Return every record verbatim.

* Begin INPUT ROWS *

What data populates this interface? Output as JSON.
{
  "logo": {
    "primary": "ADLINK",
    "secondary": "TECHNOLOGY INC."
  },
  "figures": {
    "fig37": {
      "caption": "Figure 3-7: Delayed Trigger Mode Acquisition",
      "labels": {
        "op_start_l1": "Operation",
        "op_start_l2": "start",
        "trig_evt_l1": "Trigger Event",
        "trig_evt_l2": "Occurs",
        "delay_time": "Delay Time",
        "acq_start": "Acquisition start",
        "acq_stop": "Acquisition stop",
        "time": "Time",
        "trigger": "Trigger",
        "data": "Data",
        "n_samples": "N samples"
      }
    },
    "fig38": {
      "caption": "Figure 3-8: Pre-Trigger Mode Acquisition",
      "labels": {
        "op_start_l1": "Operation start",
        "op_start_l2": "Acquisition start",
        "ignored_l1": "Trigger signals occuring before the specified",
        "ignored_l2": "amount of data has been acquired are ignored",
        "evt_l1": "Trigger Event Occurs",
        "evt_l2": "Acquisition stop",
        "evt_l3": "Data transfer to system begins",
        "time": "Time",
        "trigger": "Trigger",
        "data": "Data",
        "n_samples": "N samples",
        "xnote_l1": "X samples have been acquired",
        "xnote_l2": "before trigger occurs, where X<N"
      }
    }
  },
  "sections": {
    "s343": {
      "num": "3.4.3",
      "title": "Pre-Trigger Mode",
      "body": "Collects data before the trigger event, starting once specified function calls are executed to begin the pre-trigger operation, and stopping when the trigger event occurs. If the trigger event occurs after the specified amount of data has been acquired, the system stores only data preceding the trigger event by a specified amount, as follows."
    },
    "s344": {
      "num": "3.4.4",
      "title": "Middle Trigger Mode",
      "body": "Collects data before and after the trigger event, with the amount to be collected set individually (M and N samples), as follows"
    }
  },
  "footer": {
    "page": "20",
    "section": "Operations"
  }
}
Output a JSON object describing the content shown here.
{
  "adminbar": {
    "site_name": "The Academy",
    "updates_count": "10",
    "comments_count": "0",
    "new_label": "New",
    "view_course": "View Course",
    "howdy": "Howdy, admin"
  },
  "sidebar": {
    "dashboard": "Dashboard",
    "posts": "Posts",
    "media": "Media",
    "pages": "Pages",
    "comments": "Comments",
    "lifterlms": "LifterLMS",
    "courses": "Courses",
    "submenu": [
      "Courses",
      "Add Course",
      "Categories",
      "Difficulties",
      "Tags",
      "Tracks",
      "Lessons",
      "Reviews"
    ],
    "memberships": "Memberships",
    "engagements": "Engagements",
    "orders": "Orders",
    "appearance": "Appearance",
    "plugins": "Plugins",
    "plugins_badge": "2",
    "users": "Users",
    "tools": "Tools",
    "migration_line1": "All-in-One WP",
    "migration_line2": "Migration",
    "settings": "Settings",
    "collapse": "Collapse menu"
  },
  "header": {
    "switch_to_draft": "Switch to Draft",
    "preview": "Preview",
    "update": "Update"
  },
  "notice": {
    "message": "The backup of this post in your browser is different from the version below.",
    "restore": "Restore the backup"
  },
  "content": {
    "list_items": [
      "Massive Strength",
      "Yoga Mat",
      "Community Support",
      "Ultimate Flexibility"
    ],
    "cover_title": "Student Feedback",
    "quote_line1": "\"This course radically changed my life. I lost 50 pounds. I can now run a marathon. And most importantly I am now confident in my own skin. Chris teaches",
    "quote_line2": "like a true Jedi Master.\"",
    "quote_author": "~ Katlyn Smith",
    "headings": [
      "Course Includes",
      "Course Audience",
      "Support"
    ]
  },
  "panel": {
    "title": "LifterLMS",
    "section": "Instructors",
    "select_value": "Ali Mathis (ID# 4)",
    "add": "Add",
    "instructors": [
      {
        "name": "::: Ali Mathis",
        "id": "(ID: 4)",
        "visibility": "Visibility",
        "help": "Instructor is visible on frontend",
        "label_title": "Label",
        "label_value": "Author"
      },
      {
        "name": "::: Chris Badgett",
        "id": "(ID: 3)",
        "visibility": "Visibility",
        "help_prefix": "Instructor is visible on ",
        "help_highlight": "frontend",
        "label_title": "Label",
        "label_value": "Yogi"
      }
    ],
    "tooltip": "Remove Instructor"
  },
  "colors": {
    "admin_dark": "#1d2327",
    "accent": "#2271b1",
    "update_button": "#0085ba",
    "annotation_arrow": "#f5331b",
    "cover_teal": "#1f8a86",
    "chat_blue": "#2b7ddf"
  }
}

* End INPUT ROWS *

▶ **RESULT BELOW**:
What data populates this interface? Output as JSON.
{
  "logo": {
    "primary": "ADLINK",
    "secondary": "TECHNOLOGY INC."
  },
  "figures": {
    "fig37": {
      "caption": "Figure 3-7: Delayed Trigger Mode Acquisition",
      "labels": {
        "op_start_l1": "Operation",
        "op_start_l2": "start",
        "trig_evt_l1": "Trigger Event",
        "trig_evt_l2": "Occurs",
        "delay_time": "Delay Time",
        "acq_start": "Acquisition start",
        "acq_stop": "Acquisition stop",
        "time": "Time",
        "trigger": "Trigger",
        "data": "Data",
        "n_samples": "N samples"
      }
    },
    "fig38": {
      "caption": "Figure 3-8: Pre-Trigger Mode Acquisition",
      "labels": {
        "op_start_l1": "Operation start",
        "op_start_l2": "Acquisition start",
        "ignored_l1": "Trigger signals occuring before the specified",
        "ignored_l2": "amount of data has been acquired are ignored",
        "evt_l1": "Trigger Event Occurs",
        "evt_l2": "Acquisition stop",
        "evt_l3": "Data transfer to system begins",
        "time": "Time",
        "trigger": "Trigger",
        "data": "Data",
        "n_samples": "N samples",
        "xnote_l1": "X samples have been acquired",
        "xnote_l2": "before trigger occurs, where X<N"
      }
    }
  },
  "sections": {
    "s343": {
      "num": "3.4.3",
      "title": "Pre-Trigger Mode",
      "body": "Collects data before the trigger event, starting once specified function calls are executed to begin the pre-trigger operation, and stopping when the trigger event occurs. If the trigger event occurs after the specified amount of data has been acquired, the system stores only data preceding the trigger event by a specified amount, as follows."
    },
    "s344": {
      "num": "3.4.4",
      "title": "Middle Trigger Mode",
      "body": "Collects data before and after the trigger event, with the amount to be collected set individually (M and N samples), as follows"
    }
  },
  "footer": {
    "page": "20",
    "section": "Operations"
  }
}
Output a JSON object describing the content shown here.
{
  "adminbar": {
    "site_name": "The Academy",
    "updates_count": "10",
    "comments_count": "0",
    "new_label": "New",
    "view_course": "View Course",
    "howdy": "Howdy, admin"
  },
  "sidebar": {
    "dashboard": "Dashboard",
    "posts": "Posts",
    "media": "Media",
    "pages": "Pages",
    "comments": "Comments",
    "lifterlms": "LifterLMS",
    "courses": "Courses",
    "submenu": [
      "Courses",
      "Add Course",
      "Categories",
      "Difficulties",
      "Tags",
      "Tracks",
      "Lessons",
      "Reviews"
    ],
    "memberships": "Memberships",
    "engagements": "Engagements",
    "orders": "Orders",
    "appearance": "Appearance",
    "plugins": "Plugins",
    "plugins_badge": "2",
    "users": "Users",
    "tools": "Tools",
    "migration_line1": "All-in-One WP",
    "migration_line2": "Migration",
    "settings": "Settings",
    "collapse": "Collapse menu"
  },
  "header": {
    "switch_to_draft": "Switch to Draft",
    "preview": "Preview",
    "update": "Update"
  },
  "notice": {
    "message": "The backup of this post in your browser is different from the version below.",
    "restore": "Restore the backup"
  },
  "content": {
    "list_items": [
      "Massive Strength",
      "Yoga Mat",
      "Community Support",
      "Ultimate Flexibility"
    ],
    "cover_title": "Student Feedback",
    "quote_line1": "\"This course radically changed my life. I lost 50 pounds. I can now run a marathon. And most importantly I am now confident in my own skin. Chris teaches",
    "quote_line2": "like a true Jedi Master.\"",
    "quote_author": "~ Katlyn Smith",
    "headings": [
      "Course Includes",
      "Course Audience",
      "Support"
    ]
  },
  "panel": {
    "title": "LifterLMS",
    "section": "Instructors",
    "select_value": "Ali Mathis (ID# 4)",
    "add": "Add",
    "instructors": [
      {
        "name": "::: Ali Mathis",
        "id": "(ID: 4)",
        "visibility": "Visibility",
        "help": "Instructor is visible on frontend",
        "label_title": "Label",
        "label_value": "Author"
      },
      {
        "name": "::: Chris Badgett",
        "id": "(ID: 3)",
        "visibility": "Visibility",
        "help_prefix": "Instructor is visible on ",
        "help_highlight": "frontend",
        "label_title": "Label",
        "label_value": "Yogi"
      }
    ],
    "tooltip": "Remove Instructor"
  },
  "colors": {
    "admin_dark": "#1d2327",
    "accent": "#2271b1",
    "update_button": "#0085ba",
    "annotation_arrow": "#f5331b",
    "cover_teal": "#1f8a86",
    "chat_blue": "#2b7ddf"
  }
}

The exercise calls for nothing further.